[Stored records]

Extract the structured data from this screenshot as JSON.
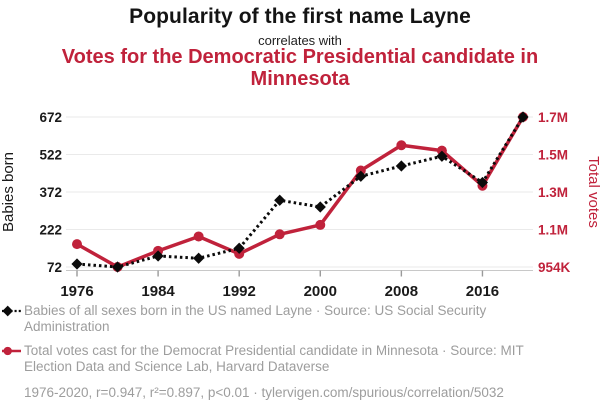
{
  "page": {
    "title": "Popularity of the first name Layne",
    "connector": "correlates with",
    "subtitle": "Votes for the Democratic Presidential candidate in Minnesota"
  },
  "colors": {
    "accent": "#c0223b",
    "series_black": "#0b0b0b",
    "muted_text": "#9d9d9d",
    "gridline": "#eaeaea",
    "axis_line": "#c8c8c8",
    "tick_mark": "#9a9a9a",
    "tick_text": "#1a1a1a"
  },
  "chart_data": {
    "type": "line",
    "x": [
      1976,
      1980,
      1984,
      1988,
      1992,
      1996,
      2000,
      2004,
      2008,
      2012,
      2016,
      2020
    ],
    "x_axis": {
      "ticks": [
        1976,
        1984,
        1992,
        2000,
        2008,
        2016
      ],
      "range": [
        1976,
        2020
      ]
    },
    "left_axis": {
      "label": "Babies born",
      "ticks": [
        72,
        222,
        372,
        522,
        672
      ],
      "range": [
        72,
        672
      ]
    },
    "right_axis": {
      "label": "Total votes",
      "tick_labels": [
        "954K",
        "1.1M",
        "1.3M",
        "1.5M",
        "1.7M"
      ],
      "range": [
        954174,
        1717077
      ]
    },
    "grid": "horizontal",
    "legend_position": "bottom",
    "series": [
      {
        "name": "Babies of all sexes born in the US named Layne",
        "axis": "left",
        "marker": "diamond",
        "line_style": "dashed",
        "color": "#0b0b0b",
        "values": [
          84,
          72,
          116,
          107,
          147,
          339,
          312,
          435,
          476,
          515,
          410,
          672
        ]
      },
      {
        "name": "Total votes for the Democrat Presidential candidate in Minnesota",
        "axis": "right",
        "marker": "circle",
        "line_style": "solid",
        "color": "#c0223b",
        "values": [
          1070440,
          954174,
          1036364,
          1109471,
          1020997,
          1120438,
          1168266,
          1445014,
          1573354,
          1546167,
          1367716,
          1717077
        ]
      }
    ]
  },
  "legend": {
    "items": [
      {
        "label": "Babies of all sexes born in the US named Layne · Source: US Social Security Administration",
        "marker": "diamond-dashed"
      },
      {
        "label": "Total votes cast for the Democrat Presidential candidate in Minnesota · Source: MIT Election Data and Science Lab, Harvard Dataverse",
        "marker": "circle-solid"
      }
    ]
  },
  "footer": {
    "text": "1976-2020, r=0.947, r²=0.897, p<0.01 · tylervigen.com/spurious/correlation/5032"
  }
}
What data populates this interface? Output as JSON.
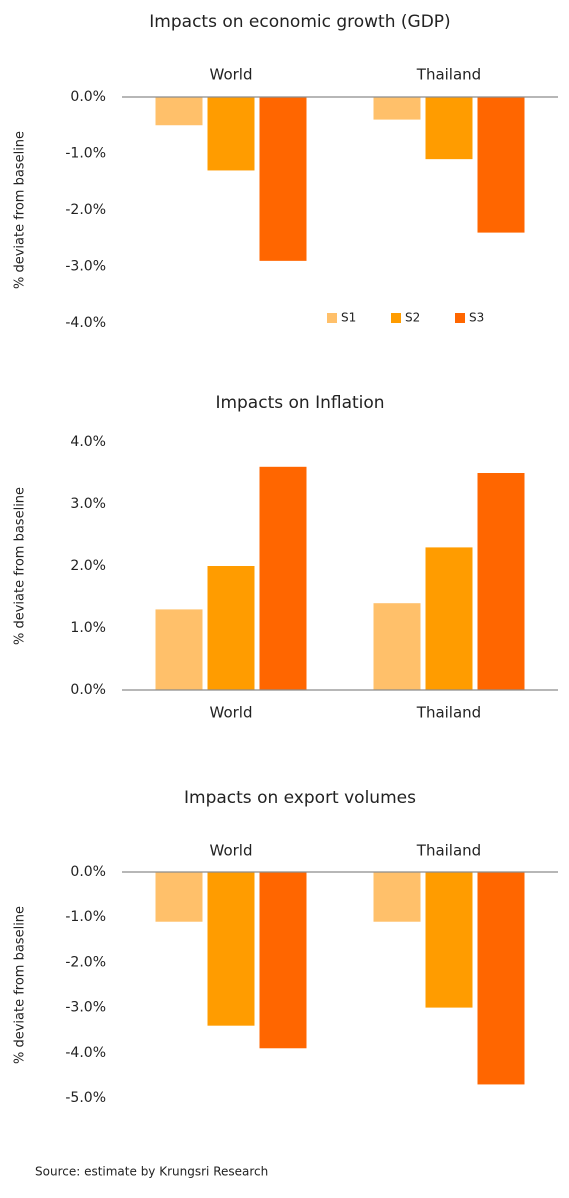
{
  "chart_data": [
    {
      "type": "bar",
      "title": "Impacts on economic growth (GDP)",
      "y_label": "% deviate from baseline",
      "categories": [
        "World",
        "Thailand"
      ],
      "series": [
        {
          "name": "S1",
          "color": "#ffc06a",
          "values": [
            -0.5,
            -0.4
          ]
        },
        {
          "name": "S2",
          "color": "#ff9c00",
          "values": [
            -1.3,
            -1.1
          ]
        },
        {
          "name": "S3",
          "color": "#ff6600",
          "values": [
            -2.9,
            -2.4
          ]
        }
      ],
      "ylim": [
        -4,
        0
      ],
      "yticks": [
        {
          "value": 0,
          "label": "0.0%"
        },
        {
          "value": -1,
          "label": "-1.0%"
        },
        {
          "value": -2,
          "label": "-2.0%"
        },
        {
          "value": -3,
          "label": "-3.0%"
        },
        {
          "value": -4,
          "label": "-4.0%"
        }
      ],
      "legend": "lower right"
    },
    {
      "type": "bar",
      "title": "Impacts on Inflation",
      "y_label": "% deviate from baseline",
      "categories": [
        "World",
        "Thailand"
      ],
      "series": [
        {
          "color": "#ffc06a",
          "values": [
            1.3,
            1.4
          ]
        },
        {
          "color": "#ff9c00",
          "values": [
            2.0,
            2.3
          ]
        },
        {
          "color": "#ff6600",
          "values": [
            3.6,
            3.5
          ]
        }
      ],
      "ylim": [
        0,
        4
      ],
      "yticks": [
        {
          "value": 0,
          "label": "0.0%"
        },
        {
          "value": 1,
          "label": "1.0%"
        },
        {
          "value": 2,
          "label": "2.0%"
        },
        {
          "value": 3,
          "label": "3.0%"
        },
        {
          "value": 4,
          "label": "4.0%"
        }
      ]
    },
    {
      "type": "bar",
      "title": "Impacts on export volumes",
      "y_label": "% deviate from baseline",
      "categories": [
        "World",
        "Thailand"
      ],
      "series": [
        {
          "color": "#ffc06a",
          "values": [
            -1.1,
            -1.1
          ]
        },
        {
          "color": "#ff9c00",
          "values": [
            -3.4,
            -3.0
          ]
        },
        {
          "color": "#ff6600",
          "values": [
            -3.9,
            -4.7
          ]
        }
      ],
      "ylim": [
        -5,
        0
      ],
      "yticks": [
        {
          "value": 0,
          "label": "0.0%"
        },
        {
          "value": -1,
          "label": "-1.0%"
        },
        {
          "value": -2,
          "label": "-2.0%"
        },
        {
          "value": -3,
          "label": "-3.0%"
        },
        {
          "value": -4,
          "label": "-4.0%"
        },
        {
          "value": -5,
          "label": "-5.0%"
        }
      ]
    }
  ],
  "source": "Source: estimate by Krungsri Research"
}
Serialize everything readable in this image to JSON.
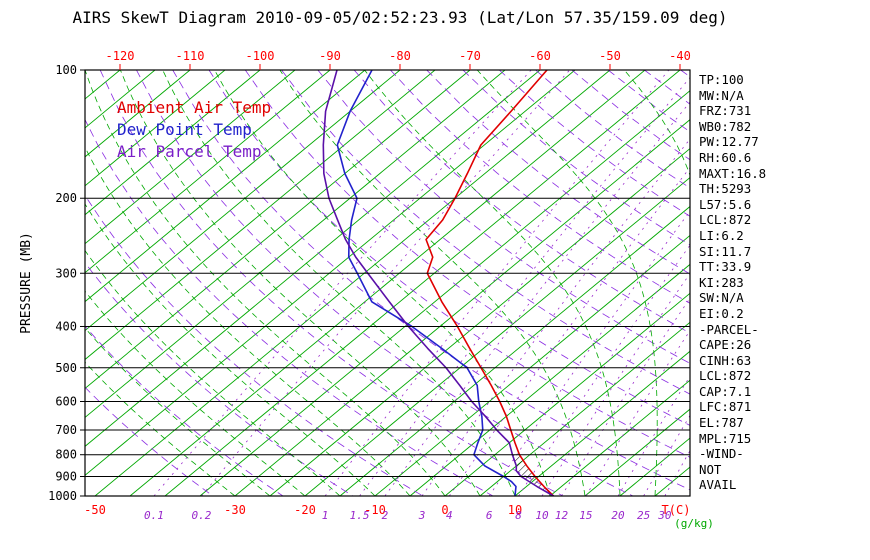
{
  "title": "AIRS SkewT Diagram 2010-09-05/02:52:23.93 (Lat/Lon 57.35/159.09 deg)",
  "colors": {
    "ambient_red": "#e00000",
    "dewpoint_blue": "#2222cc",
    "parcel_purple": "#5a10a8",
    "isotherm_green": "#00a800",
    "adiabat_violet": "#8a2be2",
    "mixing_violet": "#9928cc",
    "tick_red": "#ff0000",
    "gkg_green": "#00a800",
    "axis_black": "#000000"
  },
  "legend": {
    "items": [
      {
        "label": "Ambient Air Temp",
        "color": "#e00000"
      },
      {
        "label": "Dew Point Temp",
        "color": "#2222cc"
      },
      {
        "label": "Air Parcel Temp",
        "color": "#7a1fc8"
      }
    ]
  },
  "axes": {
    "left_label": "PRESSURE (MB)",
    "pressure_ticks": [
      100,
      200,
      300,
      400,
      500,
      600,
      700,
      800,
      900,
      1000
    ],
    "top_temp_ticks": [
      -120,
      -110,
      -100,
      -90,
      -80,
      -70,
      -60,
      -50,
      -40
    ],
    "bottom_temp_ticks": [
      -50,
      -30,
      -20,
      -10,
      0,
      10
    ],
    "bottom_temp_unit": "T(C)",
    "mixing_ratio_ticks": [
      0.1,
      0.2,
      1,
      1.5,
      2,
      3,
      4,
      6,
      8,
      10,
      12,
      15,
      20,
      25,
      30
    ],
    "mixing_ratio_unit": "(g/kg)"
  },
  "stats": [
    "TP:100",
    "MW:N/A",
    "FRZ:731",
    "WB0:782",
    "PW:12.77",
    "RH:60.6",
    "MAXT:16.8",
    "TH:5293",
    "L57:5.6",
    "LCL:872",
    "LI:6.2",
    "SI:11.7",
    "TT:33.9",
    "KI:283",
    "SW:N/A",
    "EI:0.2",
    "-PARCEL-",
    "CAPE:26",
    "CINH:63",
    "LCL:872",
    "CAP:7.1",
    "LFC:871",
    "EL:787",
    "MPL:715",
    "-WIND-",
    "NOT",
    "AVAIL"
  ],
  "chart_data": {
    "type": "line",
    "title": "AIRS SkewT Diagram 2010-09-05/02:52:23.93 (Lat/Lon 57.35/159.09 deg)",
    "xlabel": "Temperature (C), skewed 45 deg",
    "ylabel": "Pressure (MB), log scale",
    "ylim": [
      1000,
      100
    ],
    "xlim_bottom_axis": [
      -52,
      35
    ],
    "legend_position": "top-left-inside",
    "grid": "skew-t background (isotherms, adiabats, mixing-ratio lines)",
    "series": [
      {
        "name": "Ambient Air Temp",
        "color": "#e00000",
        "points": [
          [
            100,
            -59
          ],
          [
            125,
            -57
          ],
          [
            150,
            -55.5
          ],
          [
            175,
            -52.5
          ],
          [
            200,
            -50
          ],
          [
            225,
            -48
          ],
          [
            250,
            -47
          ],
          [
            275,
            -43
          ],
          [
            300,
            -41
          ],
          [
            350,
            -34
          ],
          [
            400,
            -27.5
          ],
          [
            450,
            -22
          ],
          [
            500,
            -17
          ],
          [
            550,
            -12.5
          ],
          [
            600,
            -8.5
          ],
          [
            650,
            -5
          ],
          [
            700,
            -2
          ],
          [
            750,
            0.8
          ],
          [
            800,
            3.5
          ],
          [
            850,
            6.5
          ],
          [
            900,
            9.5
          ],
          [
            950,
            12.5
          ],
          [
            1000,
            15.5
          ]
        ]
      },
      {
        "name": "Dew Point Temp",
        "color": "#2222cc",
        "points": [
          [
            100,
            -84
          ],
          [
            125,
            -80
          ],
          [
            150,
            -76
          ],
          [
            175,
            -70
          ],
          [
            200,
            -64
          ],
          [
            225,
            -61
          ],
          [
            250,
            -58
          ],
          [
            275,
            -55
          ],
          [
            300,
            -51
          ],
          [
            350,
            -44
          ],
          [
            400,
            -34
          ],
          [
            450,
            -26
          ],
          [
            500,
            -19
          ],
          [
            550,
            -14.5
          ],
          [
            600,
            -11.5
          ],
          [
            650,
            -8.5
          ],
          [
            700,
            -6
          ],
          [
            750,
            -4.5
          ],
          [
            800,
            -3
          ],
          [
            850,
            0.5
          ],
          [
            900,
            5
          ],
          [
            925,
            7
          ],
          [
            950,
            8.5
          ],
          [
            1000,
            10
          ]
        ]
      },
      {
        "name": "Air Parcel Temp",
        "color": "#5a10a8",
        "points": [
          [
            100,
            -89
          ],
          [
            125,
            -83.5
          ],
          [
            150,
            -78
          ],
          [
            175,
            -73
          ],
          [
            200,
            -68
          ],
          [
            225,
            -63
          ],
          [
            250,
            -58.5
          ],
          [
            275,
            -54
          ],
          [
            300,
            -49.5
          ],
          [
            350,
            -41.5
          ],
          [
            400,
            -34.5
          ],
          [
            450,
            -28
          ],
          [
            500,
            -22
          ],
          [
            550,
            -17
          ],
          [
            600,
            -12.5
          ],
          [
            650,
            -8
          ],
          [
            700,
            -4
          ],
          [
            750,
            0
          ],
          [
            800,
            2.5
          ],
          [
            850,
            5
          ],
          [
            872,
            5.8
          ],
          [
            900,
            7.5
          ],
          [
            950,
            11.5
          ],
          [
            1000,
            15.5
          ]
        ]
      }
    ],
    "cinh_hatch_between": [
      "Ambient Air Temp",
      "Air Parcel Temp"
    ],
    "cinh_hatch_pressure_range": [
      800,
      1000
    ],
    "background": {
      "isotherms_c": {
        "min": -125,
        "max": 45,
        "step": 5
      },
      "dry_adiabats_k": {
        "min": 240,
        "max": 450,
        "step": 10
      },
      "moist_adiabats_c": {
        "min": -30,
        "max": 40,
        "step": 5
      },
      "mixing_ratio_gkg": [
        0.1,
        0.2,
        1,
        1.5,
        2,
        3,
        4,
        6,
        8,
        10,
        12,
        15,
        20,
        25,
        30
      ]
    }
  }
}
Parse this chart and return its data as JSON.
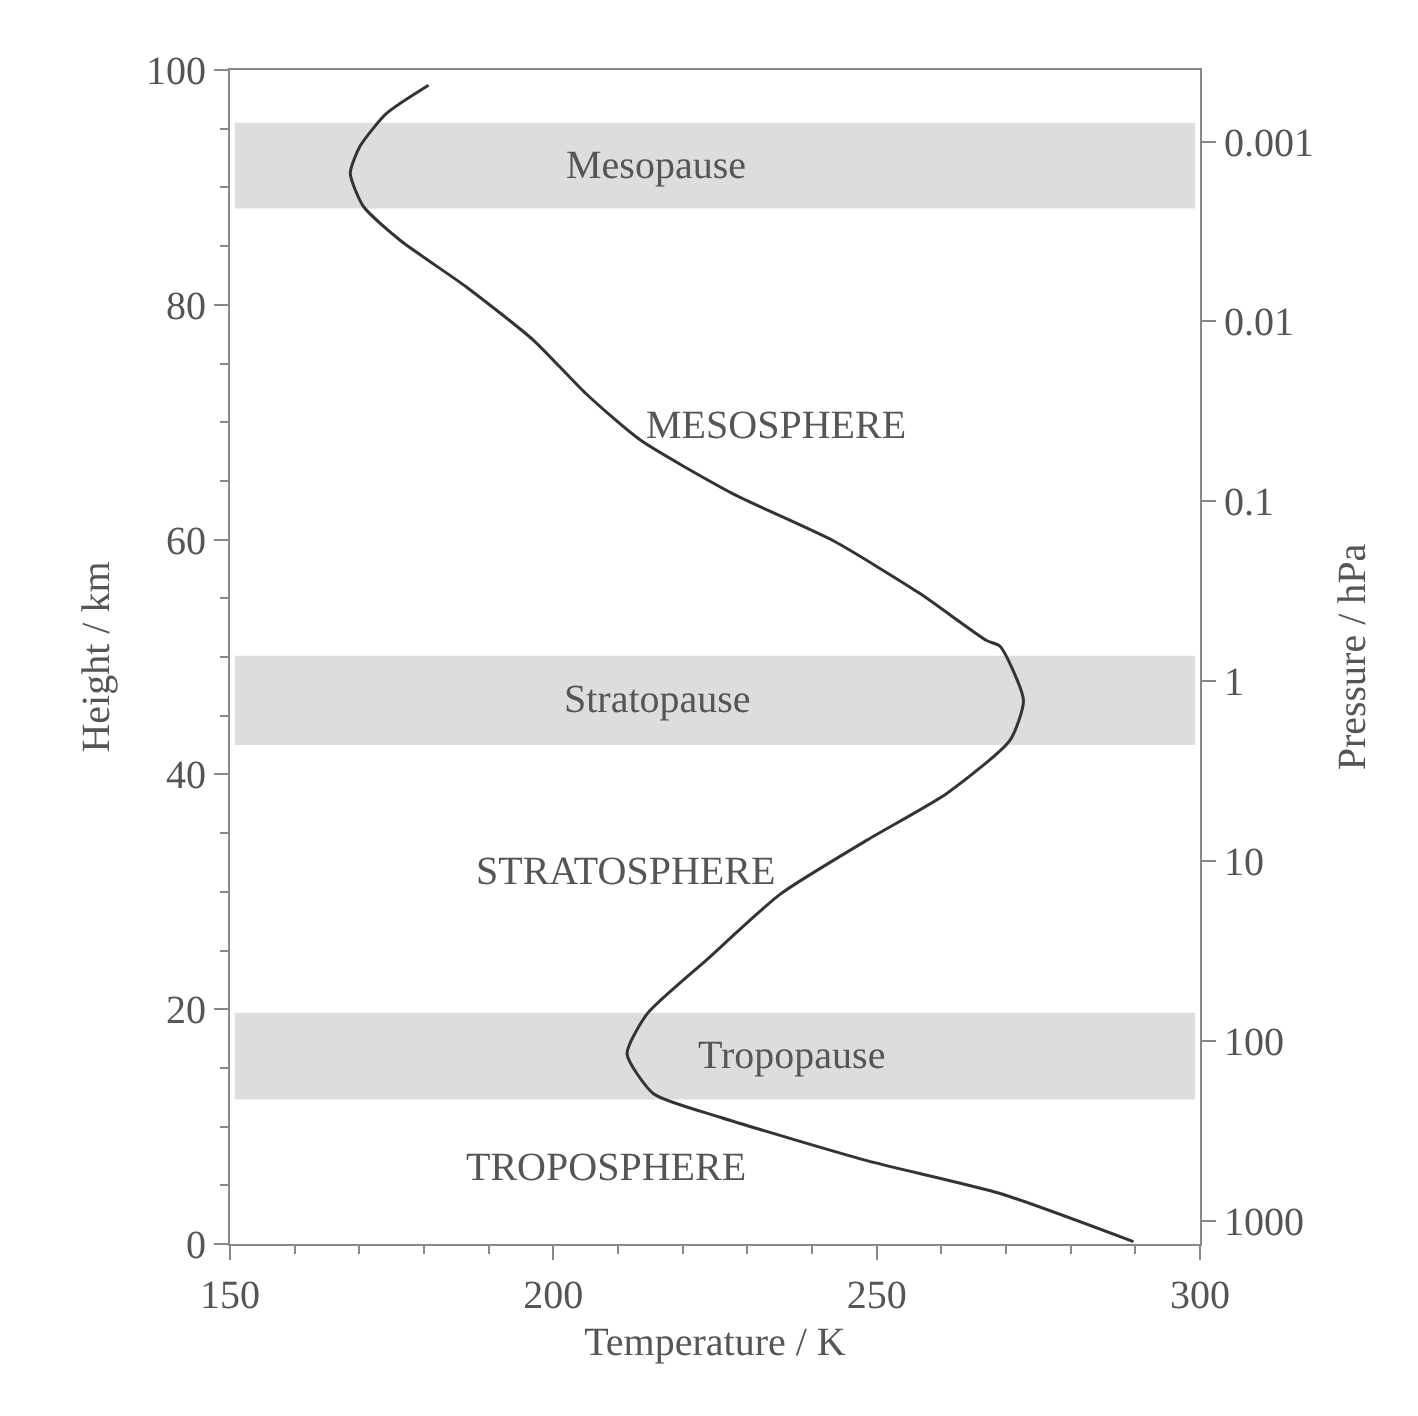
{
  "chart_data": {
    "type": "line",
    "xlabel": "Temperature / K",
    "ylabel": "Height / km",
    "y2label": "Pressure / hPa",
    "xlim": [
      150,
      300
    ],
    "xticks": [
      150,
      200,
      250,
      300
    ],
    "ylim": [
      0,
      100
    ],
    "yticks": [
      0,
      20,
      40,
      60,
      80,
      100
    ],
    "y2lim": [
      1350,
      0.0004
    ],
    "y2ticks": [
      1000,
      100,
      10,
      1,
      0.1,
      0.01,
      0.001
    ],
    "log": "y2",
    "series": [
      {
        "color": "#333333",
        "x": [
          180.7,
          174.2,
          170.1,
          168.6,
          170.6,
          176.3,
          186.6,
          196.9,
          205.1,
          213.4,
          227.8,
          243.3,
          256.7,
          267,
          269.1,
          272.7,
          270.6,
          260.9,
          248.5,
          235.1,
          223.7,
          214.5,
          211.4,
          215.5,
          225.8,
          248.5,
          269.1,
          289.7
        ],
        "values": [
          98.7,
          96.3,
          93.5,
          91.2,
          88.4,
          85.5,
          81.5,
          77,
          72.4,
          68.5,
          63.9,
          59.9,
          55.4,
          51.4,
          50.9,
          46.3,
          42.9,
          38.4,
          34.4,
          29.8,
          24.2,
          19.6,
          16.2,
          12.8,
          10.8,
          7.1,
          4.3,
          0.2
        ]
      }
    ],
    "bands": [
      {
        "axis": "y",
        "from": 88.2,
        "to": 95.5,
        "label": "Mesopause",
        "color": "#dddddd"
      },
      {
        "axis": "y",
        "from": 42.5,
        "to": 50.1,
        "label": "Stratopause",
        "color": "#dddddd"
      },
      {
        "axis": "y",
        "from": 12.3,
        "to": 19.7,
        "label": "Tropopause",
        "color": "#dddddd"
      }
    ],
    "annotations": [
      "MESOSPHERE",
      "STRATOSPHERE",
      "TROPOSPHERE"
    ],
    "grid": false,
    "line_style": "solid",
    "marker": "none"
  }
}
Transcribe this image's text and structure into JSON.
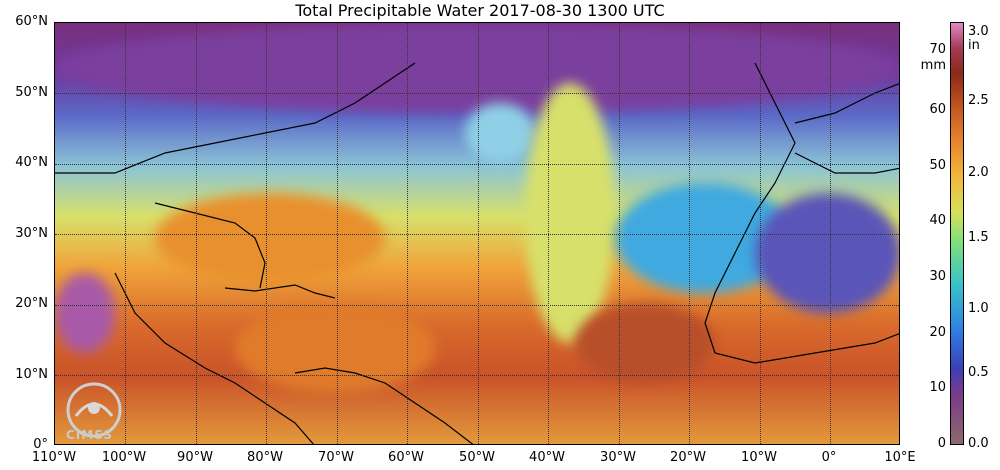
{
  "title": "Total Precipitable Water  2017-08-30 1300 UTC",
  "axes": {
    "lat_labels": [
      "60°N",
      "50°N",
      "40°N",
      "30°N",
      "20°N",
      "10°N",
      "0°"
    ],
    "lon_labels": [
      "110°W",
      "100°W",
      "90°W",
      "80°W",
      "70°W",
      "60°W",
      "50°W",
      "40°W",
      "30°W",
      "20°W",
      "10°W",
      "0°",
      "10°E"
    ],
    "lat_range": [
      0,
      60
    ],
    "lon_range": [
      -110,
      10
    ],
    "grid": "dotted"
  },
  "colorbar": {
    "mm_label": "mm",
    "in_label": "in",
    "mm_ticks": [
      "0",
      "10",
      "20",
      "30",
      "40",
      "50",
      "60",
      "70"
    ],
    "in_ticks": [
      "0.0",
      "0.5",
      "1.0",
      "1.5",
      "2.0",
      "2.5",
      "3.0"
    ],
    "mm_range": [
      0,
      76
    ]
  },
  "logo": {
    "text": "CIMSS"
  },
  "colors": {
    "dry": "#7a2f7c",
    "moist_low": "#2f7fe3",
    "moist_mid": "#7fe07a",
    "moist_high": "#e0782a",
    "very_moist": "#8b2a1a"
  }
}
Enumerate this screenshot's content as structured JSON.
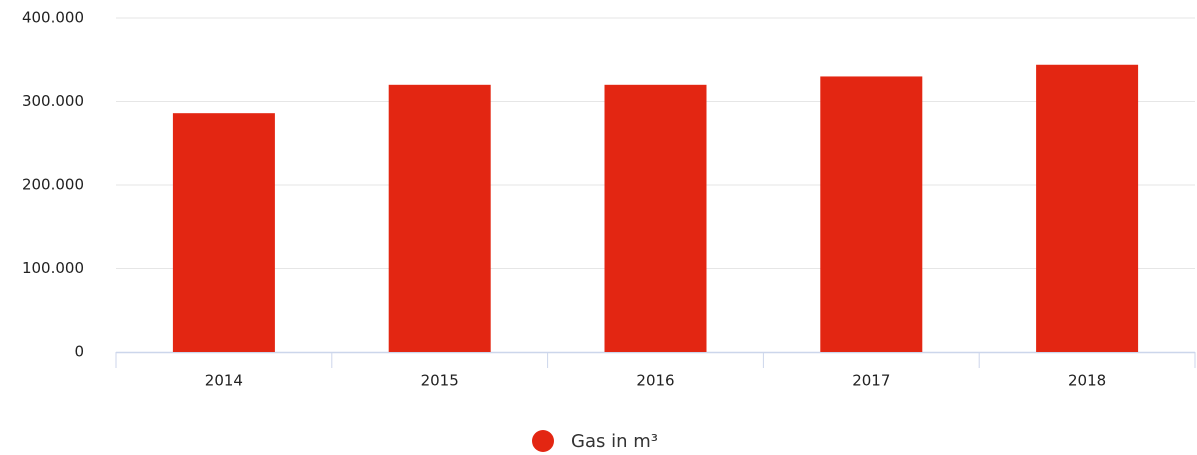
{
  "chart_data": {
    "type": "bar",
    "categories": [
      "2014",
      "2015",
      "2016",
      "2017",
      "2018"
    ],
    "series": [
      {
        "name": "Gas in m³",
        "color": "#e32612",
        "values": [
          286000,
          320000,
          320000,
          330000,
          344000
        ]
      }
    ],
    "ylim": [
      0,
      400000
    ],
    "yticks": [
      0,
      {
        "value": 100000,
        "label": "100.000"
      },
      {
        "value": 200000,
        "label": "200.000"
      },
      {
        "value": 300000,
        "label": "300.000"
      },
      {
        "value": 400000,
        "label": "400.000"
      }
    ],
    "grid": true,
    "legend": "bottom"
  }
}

**PROBLEM TO SOLVE:** Scan the records above and report how many lines include the word "Presidential", without any other text.

**THE OUTPUT:** 3